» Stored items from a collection
[start]
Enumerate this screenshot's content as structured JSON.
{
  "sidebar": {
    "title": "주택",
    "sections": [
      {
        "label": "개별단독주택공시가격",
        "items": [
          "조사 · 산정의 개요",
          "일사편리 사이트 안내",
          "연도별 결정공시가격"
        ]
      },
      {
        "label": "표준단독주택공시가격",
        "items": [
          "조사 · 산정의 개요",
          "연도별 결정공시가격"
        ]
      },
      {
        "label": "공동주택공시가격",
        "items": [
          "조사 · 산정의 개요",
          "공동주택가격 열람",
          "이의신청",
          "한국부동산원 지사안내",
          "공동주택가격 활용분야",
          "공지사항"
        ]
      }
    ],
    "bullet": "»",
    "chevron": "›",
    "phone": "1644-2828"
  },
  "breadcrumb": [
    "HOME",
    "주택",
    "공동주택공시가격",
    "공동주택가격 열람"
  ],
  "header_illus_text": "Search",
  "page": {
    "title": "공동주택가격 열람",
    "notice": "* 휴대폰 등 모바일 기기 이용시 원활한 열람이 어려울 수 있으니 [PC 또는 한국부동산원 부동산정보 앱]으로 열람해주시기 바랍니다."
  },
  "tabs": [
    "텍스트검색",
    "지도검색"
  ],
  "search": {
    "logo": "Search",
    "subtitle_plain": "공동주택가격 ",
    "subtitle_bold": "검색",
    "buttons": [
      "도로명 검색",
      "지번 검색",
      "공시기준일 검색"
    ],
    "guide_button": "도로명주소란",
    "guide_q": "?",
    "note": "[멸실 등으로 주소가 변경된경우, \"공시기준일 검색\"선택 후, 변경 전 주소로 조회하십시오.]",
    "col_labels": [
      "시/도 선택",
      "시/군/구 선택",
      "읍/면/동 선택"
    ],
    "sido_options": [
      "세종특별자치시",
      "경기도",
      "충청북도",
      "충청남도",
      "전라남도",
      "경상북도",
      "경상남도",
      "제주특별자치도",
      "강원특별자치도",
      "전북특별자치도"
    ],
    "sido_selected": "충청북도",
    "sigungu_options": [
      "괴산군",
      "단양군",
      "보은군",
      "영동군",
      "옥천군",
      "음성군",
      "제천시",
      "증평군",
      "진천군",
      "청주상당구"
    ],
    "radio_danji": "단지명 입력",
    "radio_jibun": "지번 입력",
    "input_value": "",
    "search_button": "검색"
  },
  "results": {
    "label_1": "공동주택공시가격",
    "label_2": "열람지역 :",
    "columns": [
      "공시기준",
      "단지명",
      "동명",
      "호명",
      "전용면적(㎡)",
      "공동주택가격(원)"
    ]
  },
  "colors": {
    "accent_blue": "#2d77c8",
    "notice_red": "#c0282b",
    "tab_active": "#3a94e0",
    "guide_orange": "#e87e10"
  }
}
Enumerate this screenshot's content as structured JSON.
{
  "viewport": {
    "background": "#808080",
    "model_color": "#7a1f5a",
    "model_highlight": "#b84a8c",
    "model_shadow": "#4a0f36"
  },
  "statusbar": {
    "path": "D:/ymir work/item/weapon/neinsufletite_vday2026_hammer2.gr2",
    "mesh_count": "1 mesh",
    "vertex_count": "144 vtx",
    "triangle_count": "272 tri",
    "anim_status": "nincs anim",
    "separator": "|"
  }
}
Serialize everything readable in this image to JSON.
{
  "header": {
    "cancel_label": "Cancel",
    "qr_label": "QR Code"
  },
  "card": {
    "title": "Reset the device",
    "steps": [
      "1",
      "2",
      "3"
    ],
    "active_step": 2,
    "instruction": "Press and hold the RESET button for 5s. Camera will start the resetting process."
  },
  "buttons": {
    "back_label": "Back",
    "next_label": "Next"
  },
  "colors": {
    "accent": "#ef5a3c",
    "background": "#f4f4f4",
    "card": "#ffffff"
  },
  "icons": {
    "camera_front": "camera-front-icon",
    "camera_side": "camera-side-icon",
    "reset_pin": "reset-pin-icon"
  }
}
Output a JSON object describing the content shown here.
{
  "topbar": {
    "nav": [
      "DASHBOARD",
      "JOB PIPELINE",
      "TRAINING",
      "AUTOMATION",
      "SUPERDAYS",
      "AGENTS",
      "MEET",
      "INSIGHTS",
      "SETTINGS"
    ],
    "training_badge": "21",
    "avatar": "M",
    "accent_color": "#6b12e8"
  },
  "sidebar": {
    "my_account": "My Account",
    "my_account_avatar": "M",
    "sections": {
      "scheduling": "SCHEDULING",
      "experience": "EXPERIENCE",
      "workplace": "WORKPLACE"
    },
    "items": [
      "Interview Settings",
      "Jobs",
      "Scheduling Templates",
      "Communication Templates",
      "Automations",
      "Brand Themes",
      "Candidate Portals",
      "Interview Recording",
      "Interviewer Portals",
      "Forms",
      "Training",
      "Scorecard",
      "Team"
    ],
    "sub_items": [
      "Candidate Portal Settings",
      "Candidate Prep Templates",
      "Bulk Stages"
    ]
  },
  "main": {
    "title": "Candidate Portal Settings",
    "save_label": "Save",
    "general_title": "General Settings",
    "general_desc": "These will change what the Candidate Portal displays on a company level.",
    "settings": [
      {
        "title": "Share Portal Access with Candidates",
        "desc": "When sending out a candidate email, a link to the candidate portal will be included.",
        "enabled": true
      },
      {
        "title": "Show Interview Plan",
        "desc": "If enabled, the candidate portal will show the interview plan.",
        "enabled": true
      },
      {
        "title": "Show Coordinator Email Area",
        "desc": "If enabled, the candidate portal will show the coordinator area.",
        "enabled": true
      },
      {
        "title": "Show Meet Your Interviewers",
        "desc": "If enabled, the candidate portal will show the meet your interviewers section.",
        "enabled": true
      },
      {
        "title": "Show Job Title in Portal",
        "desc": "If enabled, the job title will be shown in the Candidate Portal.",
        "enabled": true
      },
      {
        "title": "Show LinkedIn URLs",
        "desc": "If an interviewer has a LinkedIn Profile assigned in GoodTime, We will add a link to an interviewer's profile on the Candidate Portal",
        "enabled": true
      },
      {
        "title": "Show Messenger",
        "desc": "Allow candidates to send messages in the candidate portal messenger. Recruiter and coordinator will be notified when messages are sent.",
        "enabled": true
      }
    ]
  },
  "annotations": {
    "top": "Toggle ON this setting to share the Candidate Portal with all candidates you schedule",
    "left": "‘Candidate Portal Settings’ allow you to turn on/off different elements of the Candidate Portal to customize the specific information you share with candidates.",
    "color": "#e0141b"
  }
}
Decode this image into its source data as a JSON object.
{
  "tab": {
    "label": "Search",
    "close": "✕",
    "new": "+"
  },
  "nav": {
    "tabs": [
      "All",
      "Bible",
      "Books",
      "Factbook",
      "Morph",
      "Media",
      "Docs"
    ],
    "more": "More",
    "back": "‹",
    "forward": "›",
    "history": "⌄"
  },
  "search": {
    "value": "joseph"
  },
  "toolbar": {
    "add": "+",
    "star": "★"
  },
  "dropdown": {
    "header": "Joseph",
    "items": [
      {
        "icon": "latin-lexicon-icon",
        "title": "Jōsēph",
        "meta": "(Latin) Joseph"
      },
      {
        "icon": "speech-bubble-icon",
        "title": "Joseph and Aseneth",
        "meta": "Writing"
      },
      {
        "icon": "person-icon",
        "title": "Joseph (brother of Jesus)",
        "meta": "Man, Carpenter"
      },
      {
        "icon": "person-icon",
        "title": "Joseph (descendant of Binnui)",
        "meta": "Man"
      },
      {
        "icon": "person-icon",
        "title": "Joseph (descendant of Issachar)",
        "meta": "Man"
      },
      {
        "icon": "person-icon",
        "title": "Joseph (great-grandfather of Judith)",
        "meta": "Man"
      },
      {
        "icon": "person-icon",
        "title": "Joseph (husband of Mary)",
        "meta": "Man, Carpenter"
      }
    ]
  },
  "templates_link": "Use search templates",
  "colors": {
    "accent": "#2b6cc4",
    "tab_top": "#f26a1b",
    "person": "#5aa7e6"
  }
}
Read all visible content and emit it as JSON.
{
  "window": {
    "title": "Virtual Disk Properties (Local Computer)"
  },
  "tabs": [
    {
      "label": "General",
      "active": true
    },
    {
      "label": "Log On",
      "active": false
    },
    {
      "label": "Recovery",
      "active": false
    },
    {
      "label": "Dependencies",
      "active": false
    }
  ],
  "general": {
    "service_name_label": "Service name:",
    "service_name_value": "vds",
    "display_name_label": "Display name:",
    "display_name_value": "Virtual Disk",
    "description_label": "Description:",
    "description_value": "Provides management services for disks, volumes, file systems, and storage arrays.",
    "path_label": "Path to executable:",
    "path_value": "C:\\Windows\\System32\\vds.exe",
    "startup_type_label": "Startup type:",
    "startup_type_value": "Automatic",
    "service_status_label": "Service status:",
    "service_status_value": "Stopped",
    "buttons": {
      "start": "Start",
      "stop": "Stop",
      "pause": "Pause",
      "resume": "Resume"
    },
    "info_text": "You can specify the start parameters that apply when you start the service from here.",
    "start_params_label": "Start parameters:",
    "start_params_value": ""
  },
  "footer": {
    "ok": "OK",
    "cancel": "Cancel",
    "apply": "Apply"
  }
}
[end]
» WRITTEN REQUEST
Copy out every line of the material above that mentions the word "JSON".

» RESPONSE TO THE EXERCISE
Enumerate this screenshot's content as structured JSON.
Enumerate this screenshot's content as structured JSON.
Serialize everything readable in this image to JSON.
Output a JSON object describing the content shown here.
Decode this image into its source data as a JSON object.
Read all visible content and emit it as JSON.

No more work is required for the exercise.